#### [Exercise prompt]
Please pull out every line that includes the string "placeholder".

Records from a data source:
▽
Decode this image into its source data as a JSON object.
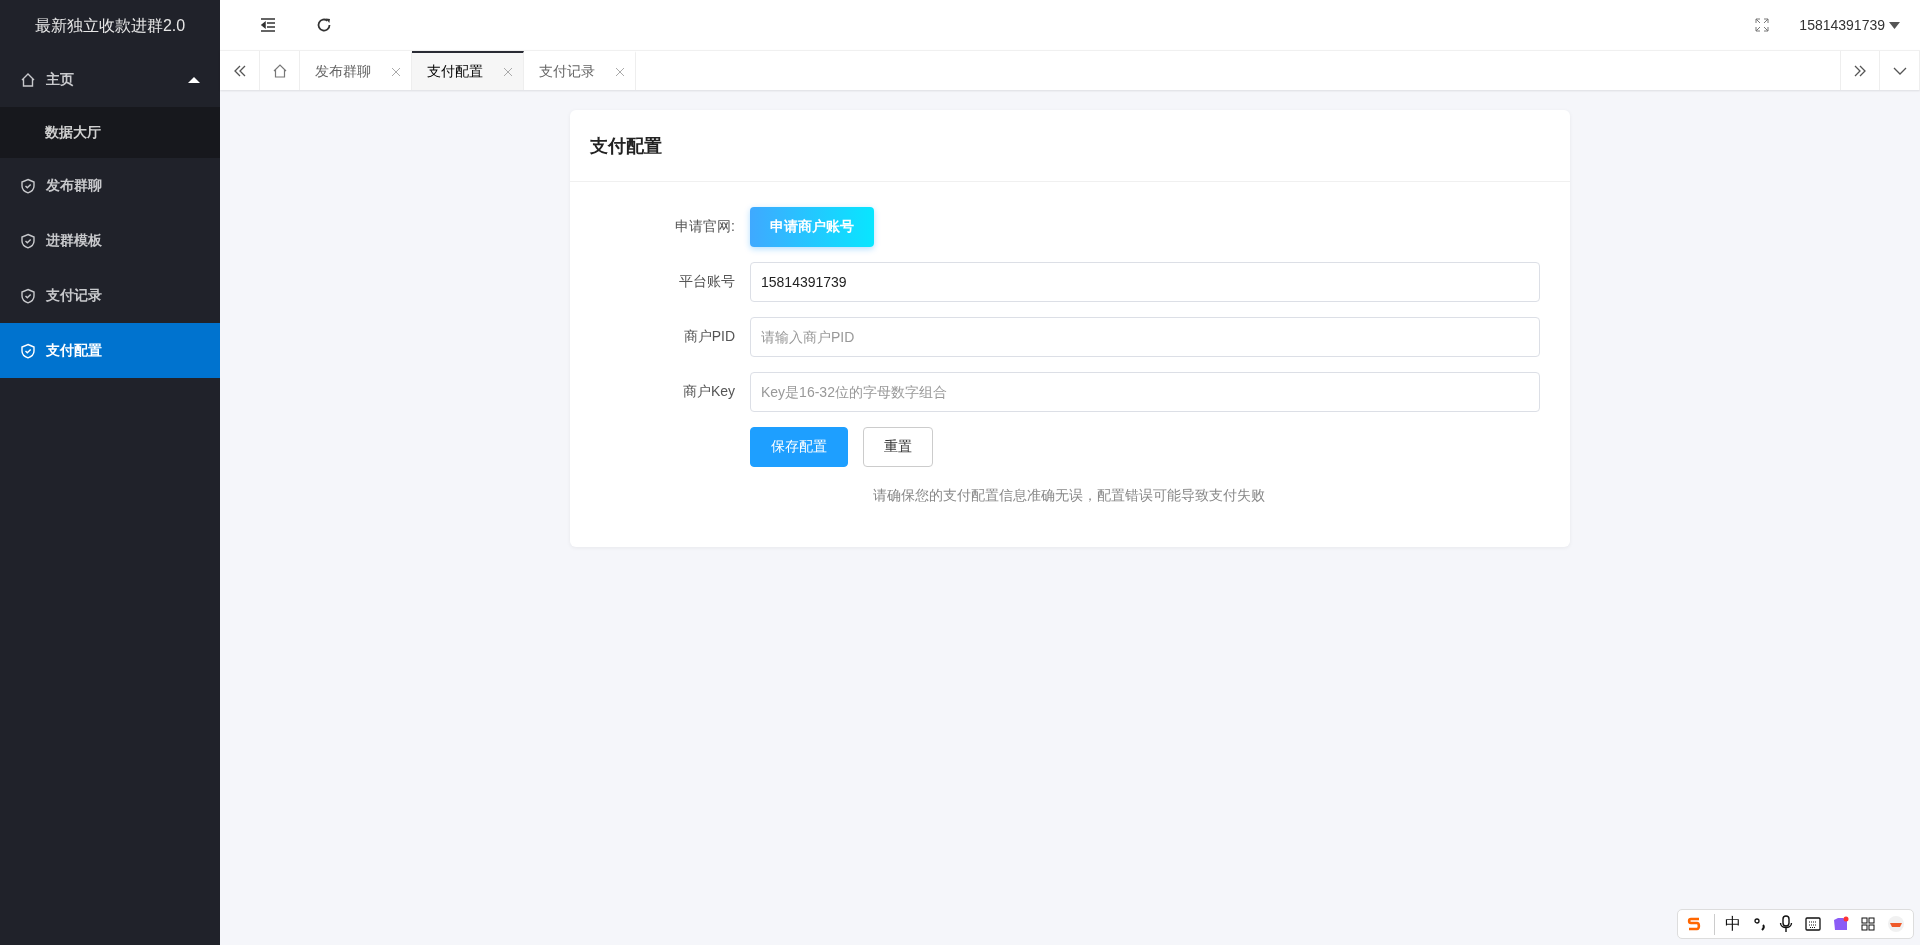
{
  "sidebar": {
    "title": "最新独立收款进群2.0",
    "items": [
      {
        "label": "主页",
        "kind": "home",
        "expanded": true,
        "selected": false,
        "children": [
          {
            "label": "数据大厅",
            "selected": false
          }
        ]
      },
      {
        "label": "发布群聊",
        "kind": "page",
        "selected": false
      },
      {
        "label": "进群模板",
        "kind": "page",
        "selected": false
      },
      {
        "label": "支付记录",
        "kind": "page",
        "selected": false
      },
      {
        "label": "支付配置",
        "kind": "page",
        "selected": true
      }
    ]
  },
  "topbar": {
    "user": "15814391739"
  },
  "tabs": [
    {
      "label": "发布群聊",
      "selected": false
    },
    {
      "label": "支付配置",
      "selected": true
    },
    {
      "label": "支付记录",
      "selected": false
    }
  ],
  "card": {
    "title": "支付配置",
    "apply": {
      "label": "申请官网:",
      "button": "申请商户账号"
    },
    "fields": [
      {
        "label": "平台账号",
        "value": "15814391739"
      },
      {
        "label": "商户PID",
        "placeholder": "请输入商户PID"
      },
      {
        "label": "商户Key",
        "placeholder": "Key是16-32位的字母数字组合"
      }
    ],
    "buttons": [
      {
        "label": "保存配置",
        "kind": "primary"
      },
      {
        "label": "重置",
        "kind": "default"
      }
    ],
    "note": "请确保您的支付配置信息准确无误，配置错误可能导致支付失败"
  },
  "ime": {
    "mode": "中"
  }
}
△
#### [Exercise answer]
        "placeholder": "请输入商户PID"
        "placeholder": "Key是16-32位的字母数字组合"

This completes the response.